# [Written exercise]
Search the listing below for the string "large" and copy every line where it occurs.

(Structured figure records)
* * * * *
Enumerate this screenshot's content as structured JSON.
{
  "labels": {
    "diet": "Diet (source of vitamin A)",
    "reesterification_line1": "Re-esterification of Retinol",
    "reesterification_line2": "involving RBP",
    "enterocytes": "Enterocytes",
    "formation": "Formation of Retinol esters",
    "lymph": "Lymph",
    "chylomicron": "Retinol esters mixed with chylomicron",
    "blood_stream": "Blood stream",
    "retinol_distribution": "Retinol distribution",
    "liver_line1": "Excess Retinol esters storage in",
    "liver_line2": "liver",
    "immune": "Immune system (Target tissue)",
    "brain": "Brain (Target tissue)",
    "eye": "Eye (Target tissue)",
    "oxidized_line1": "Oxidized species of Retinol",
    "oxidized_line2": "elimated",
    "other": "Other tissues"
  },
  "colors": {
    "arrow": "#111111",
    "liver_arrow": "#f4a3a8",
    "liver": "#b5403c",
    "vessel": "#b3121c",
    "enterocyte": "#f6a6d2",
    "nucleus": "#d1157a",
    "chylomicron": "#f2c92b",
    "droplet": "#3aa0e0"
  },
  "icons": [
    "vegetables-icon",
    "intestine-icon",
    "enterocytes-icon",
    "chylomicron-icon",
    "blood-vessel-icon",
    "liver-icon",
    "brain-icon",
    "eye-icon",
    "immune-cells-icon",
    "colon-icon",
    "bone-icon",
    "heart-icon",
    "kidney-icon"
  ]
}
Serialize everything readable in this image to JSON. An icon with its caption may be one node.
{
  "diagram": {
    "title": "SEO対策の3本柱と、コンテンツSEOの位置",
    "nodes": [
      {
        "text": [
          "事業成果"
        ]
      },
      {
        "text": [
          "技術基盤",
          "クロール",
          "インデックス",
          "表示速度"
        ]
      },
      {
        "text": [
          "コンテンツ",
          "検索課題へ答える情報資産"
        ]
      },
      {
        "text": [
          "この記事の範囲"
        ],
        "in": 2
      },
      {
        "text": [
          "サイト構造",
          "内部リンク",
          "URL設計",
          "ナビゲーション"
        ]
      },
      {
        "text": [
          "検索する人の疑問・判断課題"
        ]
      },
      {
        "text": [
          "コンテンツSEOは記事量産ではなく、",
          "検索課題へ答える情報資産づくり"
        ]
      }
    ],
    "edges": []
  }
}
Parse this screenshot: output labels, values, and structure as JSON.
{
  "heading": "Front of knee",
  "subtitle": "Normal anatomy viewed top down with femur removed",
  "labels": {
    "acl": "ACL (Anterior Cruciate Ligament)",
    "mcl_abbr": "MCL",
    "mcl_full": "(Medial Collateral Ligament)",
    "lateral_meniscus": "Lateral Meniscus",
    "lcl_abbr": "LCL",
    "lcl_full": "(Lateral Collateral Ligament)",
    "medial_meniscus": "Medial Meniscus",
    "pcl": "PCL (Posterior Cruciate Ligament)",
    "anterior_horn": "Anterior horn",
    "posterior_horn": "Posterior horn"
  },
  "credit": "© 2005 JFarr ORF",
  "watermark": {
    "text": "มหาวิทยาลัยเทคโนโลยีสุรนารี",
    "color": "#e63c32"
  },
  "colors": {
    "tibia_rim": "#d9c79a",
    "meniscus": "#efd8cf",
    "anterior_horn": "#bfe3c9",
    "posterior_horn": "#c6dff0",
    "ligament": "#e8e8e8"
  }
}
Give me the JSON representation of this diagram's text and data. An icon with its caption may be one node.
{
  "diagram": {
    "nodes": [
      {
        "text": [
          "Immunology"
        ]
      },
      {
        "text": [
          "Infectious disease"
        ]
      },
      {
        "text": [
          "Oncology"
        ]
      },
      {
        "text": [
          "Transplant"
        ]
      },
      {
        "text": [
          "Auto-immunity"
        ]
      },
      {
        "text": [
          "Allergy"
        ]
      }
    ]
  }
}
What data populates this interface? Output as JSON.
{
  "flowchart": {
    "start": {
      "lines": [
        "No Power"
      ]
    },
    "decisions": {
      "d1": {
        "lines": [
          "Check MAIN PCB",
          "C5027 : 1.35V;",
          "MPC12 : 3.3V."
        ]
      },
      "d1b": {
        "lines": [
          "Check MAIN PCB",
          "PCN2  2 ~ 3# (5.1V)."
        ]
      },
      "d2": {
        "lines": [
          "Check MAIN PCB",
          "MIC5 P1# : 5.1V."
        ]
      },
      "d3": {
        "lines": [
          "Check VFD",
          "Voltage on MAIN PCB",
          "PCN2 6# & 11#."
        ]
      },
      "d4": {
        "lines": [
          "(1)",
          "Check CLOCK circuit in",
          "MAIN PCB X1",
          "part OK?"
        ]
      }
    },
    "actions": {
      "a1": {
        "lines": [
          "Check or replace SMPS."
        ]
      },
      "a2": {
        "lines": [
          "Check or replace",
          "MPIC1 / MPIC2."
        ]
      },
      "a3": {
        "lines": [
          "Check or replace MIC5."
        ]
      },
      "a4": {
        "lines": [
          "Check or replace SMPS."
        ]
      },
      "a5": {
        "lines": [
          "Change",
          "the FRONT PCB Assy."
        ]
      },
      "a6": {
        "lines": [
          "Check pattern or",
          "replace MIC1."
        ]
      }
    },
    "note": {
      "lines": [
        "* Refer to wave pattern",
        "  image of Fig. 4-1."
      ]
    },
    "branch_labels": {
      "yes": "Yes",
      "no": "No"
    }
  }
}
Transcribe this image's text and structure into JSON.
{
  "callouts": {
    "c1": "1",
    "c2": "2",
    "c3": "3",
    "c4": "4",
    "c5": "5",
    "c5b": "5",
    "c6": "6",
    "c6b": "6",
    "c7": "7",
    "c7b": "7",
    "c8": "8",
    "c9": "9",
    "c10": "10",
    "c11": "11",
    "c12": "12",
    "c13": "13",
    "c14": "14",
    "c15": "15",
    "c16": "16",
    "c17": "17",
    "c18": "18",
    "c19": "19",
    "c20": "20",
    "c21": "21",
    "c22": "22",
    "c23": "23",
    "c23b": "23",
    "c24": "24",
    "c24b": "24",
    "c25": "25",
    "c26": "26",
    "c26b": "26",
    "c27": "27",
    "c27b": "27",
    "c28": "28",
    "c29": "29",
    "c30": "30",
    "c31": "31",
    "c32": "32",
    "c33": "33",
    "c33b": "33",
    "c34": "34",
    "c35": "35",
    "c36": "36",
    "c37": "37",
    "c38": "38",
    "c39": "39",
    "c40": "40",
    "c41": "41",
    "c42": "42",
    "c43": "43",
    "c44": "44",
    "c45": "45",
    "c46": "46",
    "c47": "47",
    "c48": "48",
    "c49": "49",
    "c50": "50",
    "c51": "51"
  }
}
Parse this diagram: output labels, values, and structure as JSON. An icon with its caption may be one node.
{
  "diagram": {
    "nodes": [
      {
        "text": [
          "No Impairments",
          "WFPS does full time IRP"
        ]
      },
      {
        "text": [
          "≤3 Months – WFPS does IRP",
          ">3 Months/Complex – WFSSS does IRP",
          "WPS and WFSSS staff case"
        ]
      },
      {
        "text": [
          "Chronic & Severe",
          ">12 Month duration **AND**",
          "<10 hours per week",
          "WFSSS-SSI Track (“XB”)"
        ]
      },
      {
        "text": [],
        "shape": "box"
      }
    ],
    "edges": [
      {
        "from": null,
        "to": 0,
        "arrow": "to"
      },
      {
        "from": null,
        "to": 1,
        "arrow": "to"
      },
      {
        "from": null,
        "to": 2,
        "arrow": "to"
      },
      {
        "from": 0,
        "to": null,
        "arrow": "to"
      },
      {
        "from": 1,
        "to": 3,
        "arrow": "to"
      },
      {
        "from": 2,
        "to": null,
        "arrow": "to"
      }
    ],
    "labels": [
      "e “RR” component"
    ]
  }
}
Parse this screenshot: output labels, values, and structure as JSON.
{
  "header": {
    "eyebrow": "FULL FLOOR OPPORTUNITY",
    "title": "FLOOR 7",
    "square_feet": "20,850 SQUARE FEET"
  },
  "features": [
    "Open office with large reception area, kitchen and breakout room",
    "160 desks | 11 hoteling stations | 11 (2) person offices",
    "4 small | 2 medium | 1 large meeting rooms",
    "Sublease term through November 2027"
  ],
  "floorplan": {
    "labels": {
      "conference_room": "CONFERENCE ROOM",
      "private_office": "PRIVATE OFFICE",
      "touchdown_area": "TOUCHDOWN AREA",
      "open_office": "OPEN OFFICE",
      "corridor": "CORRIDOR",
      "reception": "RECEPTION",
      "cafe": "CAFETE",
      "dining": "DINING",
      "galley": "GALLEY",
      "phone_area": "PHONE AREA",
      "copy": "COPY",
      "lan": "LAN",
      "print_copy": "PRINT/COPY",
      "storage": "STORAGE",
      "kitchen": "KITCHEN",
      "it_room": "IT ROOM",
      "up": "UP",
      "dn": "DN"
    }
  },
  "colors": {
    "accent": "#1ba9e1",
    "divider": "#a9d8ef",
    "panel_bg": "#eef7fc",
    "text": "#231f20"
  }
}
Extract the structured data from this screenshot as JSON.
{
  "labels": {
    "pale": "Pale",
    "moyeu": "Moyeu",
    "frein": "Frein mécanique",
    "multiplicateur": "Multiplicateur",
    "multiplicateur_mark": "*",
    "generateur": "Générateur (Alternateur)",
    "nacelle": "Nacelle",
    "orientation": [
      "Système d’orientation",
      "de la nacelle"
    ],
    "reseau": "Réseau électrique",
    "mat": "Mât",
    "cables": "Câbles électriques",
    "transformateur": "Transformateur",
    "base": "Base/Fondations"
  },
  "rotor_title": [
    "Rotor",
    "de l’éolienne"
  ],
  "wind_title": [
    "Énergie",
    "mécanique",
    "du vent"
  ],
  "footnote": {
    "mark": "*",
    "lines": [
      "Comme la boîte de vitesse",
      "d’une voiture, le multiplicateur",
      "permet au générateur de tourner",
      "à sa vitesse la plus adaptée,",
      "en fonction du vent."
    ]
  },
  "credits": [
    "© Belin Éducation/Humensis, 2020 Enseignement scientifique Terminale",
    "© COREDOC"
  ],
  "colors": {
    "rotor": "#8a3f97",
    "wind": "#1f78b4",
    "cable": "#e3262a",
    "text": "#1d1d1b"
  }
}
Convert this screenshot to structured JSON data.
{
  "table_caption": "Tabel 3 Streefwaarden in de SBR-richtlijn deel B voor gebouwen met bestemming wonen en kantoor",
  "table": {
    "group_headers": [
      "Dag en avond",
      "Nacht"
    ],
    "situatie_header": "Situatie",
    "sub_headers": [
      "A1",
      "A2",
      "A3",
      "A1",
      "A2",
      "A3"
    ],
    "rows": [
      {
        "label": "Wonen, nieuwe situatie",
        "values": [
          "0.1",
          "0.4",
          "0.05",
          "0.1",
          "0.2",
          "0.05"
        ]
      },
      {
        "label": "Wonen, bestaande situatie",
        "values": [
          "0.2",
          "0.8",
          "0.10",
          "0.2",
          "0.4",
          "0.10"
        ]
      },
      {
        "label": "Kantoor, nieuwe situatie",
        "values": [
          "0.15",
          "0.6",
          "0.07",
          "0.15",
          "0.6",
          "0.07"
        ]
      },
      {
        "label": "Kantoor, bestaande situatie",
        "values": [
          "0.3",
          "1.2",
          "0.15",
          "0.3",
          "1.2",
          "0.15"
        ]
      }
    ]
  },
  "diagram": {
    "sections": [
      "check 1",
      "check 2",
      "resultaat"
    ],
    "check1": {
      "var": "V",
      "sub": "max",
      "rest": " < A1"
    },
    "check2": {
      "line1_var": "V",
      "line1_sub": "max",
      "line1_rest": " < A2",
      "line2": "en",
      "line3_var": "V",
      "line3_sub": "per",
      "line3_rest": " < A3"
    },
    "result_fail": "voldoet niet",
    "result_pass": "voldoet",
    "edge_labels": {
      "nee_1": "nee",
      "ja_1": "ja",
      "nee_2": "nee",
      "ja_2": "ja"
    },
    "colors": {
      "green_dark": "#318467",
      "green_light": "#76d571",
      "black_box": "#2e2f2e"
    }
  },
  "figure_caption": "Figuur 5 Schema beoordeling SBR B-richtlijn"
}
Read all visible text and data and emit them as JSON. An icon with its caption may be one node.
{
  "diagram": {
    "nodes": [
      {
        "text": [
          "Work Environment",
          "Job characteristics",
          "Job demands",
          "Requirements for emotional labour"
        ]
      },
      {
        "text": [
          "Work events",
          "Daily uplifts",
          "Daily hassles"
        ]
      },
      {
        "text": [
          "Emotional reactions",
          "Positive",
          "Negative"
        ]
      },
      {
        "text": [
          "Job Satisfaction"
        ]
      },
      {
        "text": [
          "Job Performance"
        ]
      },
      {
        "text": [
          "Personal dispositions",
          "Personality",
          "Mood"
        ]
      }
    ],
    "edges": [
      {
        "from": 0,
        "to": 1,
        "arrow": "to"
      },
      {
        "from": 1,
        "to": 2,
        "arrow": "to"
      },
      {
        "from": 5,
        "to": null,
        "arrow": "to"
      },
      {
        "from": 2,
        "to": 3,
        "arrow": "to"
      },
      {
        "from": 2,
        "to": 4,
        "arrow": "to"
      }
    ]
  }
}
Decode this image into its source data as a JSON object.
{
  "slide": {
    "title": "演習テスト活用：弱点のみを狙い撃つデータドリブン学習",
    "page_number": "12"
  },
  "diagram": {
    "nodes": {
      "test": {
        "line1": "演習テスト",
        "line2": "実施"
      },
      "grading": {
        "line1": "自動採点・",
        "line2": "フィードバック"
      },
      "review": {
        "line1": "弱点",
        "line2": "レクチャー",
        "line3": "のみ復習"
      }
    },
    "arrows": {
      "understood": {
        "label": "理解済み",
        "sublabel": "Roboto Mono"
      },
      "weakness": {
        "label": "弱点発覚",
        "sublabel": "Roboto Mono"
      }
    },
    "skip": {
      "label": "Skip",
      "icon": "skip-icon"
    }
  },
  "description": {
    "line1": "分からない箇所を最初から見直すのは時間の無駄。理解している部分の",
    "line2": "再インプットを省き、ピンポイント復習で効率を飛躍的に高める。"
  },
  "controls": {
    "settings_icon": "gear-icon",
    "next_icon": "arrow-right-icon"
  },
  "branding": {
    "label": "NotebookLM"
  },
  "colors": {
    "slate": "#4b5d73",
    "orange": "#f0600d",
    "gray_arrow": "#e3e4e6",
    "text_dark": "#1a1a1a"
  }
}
* * * * *
# [Problem solution]
    "Open office with large reception area, kitchen and breakout room",
    "4 small | 2 medium | 1 large meeting rooms",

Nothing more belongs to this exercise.